WRITTEN INSTRUCTION =>
Each record below should be output verbatim, without pictures.

--- start ENTRIES ---

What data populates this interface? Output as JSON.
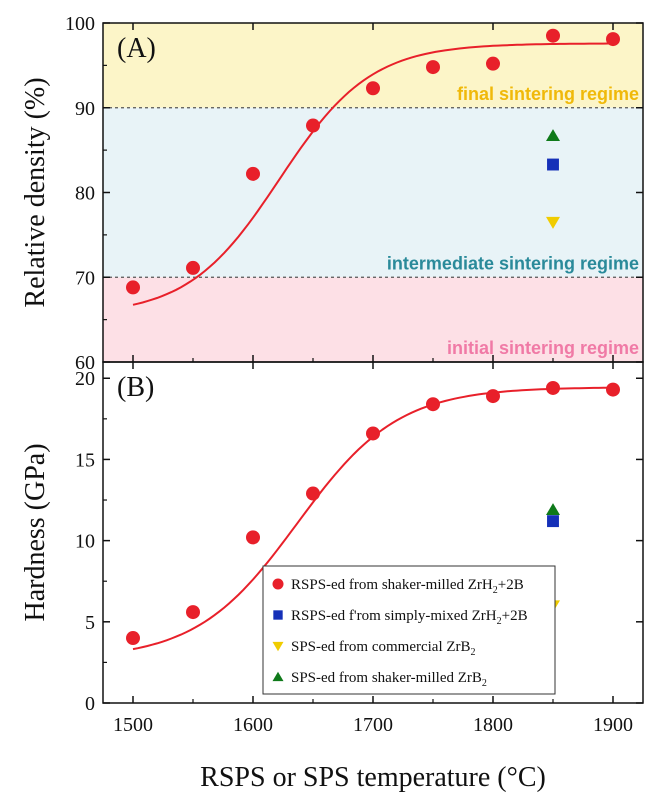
{
  "chart_data": [
    {
      "type": "scatter",
      "panel_label": "(A)",
      "ylabel": "Relative density (%)",
      "ylim": [
        60,
        100
      ],
      "yticks": [
        "60",
        "70",
        "80",
        "90",
        "100"
      ],
      "xlim": [
        1475,
        1925
      ],
      "regimes": [
        {
          "name": "final sintering regime",
          "range": [
            90,
            100
          ],
          "fill": "#fcf5c8",
          "text_color": "#f0b90a"
        },
        {
          "name": "intermediate sintering regime",
          "range": [
            70,
            90
          ],
          "fill": "#e8f3f7",
          "text_color": "#2a8a9a"
        },
        {
          "name": "initial sintering regime",
          "range": [
            60,
            70
          ],
          "fill": "#fde0e6",
          "text_color": "#f07aa6"
        }
      ],
      "series": [
        {
          "marker": "circle",
          "color": "#e8202a",
          "x": [
            1500,
            1550,
            1600,
            1650,
            1700,
            1750,
            1800,
            1850,
            1900
          ],
          "y": [
            68.8,
            71.1,
            82.2,
            87.9,
            92.3,
            94.8,
            95.2,
            98.5,
            98.1
          ]
        },
        {
          "marker": "square",
          "color": "#1530b8",
          "x": [
            1850
          ],
          "y": [
            83.3
          ]
        },
        {
          "marker": "triangle-down",
          "color": "#f0cc00",
          "x": [
            1850
          ],
          "y": [
            76.5
          ]
        },
        {
          "marker": "triangle-up",
          "color": "#0f7a1a",
          "x": [
            1850
          ],
          "y": [
            86.7
          ]
        }
      ],
      "fit": {
        "color": "#e8202a",
        "lower": 65.5,
        "upper": 97.6,
        "mid": 1622,
        "width": 38
      }
    },
    {
      "type": "scatter",
      "panel_label": "(B)",
      "ylabel": "Hardness (GPa)",
      "ylim": [
        0,
        21
      ],
      "yticks": [
        "0",
        "5",
        "10",
        "15",
        "20"
      ],
      "xlim": [
        1475,
        1925
      ],
      "xticks": [
        "1500",
        "1600",
        "1700",
        "1800",
        "1900"
      ],
      "xlabel": "RSPS or SPS temperature (°C)",
      "series": [
        {
          "marker": "circle",
          "color": "#e8202a",
          "x": [
            1500,
            1550,
            1600,
            1650,
            1700,
            1750,
            1800,
            1850,
            1900
          ],
          "y": [
            4.0,
            5.6,
            10.2,
            12.9,
            16.6,
            18.4,
            18.9,
            19.4,
            19.3
          ]
        },
        {
          "marker": "square",
          "color": "#1530b8",
          "x": [
            1850
          ],
          "y": [
            11.2
          ]
        },
        {
          "marker": "triangle-down",
          "color": "#f0cc00",
          "x": [
            1850
          ],
          "y": [
            6.0
          ]
        },
        {
          "marker": "triangle-up",
          "color": "#0f7a1a",
          "x": [
            1850
          ],
          "y": [
            11.9
          ]
        }
      ],
      "fit": {
        "color": "#e8202a",
        "lower": 2.7,
        "upper": 19.45,
        "mid": 1637,
        "width": 42
      },
      "legend": {
        "position": "lower-center",
        "entries": [
          {
            "marker": "circle",
            "color": "#e8202a",
            "text": "RSPS-ed from shaker-milled ZrH",
            "sub": "2",
            "tail": "+2B"
          },
          {
            "marker": "square",
            "color": "#1530b8",
            "text": "RSPS-ed f'rom simply-mixed ZrH",
            "sub": "2",
            "tail": "+2B"
          },
          {
            "marker": "triangle-down",
            "color": "#f0cc00",
            "text": "SPS-ed from commercial ZrB",
            "sub": "2",
            "tail": ""
          },
          {
            "marker": "triangle-up",
            "color": "#0f7a1a",
            "text": "SPS-ed from shaker-milled ZrB",
            "sub": "2",
            "tail": ""
          }
        ]
      }
    }
  ]
}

--- end ENTRIES ---

FINISHED EXERCISE =>
What data populates this interface? Output as JSON.
{
  "chart_data": [
    {
      "type": "scatter",
      "panel_label": "(A)",
      "ylabel": "Relative density (%)",
      "ylim": [
        60,
        100
      ],
      "yticks": [
        "60",
        "70",
        "80",
        "90",
        "100"
      ],
      "xlim": [
        1475,
        1925
      ],
      "regimes": [
        {
          "name": "final sintering regime",
          "range": [
            90,
            100
          ],
          "fill": "#fcf5c8",
          "text_color": "#f0b90a"
        },
        {
          "name": "intermediate sintering regime",
          "range": [
            70,
            90
          ],
          "fill": "#e8f3f7",
          "text_color": "#2a8a9a"
        },
        {
          "name": "initial sintering regime",
          "range": [
            60,
            70
          ],
          "fill": "#fde0e6",
          "text_color": "#f07aa6"
        }
      ],
      "series": [
        {
          "marker": "circle",
          "color": "#e8202a",
          "x": [
            1500,
            1550,
            1600,
            1650,
            1700,
            1750,
            1800,
            1850,
            1900
          ],
          "y": [
            68.8,
            71.1,
            82.2,
            87.9,
            92.3,
            94.8,
            95.2,
            98.5,
            98.1
          ]
        },
        {
          "marker": "square",
          "color": "#1530b8",
          "x": [
            1850
          ],
          "y": [
            83.3
          ]
        },
        {
          "marker": "triangle-down",
          "color": "#f0cc00",
          "x": [
            1850
          ],
          "y": [
            76.5
          ]
        },
        {
          "marker": "triangle-up",
          "color": "#0f7a1a",
          "x": [
            1850
          ],
          "y": [
            86.7
          ]
        }
      ],
      "fit": {
        "color": "#e8202a",
        "lower": 65.5,
        "upper": 97.6,
        "mid": 1622,
        "width": 38
      }
    },
    {
      "type": "scatter",
      "panel_label": "(B)",
      "ylabel": "Hardness (GPa)",
      "ylim": [
        0,
        21
      ],
      "yticks": [
        "0",
        "5",
        "10",
        "15",
        "20"
      ],
      "xlim": [
        1475,
        1925
      ],
      "xticks": [
        "1500",
        "1600",
        "1700",
        "1800",
        "1900"
      ],
      "xlabel": "RSPS or SPS temperature (°C)",
      "series": [
        {
          "marker": "circle",
          "color": "#e8202a",
          "x": [
            1500,
            1550,
            1600,
            1650,
            1700,
            1750,
            1800,
            1850,
            1900
          ],
          "y": [
            4.0,
            5.6,
            10.2,
            12.9,
            16.6,
            18.4,
            18.9,
            19.4,
            19.3
          ]
        },
        {
          "marker": "square",
          "color": "#1530b8",
          "x": [
            1850
          ],
          "y": [
            11.2
          ]
        },
        {
          "marker": "triangle-down",
          "color": "#f0cc00",
          "x": [
            1850
          ],
          "y": [
            6.0
          ]
        },
        {
          "marker": "triangle-up",
          "color": "#0f7a1a",
          "x": [
            1850
          ],
          "y": [
            11.9
          ]
        }
      ],
      "fit": {
        "color": "#e8202a",
        "lower": 2.7,
        "upper": 19.45,
        "mid": 1637,
        "width": 42
      },
      "legend": {
        "position": "lower-center",
        "entries": [
          {
            "marker": "circle",
            "color": "#e8202a",
            "text": "RSPS-ed from shaker-milled ZrH",
            "sub": "2",
            "tail": "+2B"
          },
          {
            "marker": "square",
            "color": "#1530b8",
            "text": "RSPS-ed f'rom simply-mixed ZrH",
            "sub": "2",
            "tail": "+2B"
          },
          {
            "marker": "triangle-down",
            "color": "#f0cc00",
            "text": "SPS-ed from commercial ZrB",
            "sub": "2",
            "tail": ""
          },
          {
            "marker": "triangle-up",
            "color": "#0f7a1a",
            "text": "SPS-ed from shaker-milled ZrB",
            "sub": "2",
            "tail": ""
          }
        ]
      }
    }
  ]
}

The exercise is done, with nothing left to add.